[Goal]
Search the data for the word "Helena" and copy every line that contains it.

Collected data
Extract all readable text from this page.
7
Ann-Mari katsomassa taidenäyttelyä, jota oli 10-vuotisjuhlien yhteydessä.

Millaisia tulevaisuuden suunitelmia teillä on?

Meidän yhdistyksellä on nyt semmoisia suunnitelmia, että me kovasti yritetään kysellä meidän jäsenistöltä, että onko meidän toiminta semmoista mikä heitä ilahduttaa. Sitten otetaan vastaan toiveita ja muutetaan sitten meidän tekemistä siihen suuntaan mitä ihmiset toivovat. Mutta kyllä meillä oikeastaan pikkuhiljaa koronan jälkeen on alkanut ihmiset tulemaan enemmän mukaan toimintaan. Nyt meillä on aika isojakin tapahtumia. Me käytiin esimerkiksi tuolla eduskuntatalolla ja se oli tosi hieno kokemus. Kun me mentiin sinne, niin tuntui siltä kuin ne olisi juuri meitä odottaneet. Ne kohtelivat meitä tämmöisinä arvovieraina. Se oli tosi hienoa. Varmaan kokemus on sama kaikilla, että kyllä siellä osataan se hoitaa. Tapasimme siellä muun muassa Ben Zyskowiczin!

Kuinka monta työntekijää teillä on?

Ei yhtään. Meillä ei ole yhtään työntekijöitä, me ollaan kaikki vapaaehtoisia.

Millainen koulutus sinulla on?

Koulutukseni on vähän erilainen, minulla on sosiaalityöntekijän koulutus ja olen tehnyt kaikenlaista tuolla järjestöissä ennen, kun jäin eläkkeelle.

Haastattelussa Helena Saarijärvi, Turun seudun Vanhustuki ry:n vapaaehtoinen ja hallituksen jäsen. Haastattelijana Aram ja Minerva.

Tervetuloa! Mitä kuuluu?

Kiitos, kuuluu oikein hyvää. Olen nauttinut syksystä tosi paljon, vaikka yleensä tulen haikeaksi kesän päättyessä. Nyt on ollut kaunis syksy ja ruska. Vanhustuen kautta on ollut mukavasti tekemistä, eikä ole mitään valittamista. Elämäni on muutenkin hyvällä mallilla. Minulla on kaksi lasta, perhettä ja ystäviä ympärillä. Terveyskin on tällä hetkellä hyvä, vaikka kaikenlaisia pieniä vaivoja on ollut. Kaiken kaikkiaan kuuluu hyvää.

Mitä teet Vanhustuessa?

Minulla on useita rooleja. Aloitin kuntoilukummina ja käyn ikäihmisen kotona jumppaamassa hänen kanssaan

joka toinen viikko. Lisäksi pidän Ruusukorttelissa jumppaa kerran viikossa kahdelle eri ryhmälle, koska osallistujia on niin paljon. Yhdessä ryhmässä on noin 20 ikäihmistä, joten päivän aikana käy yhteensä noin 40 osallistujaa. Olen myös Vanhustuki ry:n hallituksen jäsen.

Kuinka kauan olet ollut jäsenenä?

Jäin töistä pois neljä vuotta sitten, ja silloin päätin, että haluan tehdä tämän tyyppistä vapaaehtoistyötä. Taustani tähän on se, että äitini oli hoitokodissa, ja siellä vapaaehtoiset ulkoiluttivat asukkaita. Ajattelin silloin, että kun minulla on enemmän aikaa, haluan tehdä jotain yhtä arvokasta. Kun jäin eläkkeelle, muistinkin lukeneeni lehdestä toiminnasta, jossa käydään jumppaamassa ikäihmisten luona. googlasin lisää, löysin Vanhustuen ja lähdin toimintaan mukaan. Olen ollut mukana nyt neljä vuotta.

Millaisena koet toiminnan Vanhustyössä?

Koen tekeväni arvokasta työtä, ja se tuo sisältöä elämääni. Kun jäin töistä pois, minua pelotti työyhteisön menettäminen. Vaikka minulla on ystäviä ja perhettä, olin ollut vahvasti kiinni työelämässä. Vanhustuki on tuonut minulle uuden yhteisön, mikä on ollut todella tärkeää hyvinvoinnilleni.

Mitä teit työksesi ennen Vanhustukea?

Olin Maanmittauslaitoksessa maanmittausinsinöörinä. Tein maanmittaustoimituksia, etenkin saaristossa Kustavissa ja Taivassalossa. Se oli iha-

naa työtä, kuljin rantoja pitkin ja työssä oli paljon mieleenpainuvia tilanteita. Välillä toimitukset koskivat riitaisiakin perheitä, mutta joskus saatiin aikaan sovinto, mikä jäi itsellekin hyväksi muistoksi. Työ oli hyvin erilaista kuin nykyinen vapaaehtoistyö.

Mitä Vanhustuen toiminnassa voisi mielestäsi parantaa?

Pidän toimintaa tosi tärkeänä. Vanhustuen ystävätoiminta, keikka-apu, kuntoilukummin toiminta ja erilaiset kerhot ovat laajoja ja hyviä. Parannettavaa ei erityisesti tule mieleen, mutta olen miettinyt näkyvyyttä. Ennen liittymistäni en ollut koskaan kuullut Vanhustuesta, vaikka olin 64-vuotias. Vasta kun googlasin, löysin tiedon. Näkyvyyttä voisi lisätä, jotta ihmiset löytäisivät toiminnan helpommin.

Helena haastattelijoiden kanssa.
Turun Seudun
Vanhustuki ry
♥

[Answer to the task]
Haastattelussa Helena Saarijärvi, Turun seudun Vanhustuki ry:n vapaaehtoinen ja hallituksen jäsen. Haastattelijana Aram ja Minerva.
Helena haastattelijoiden kanssa.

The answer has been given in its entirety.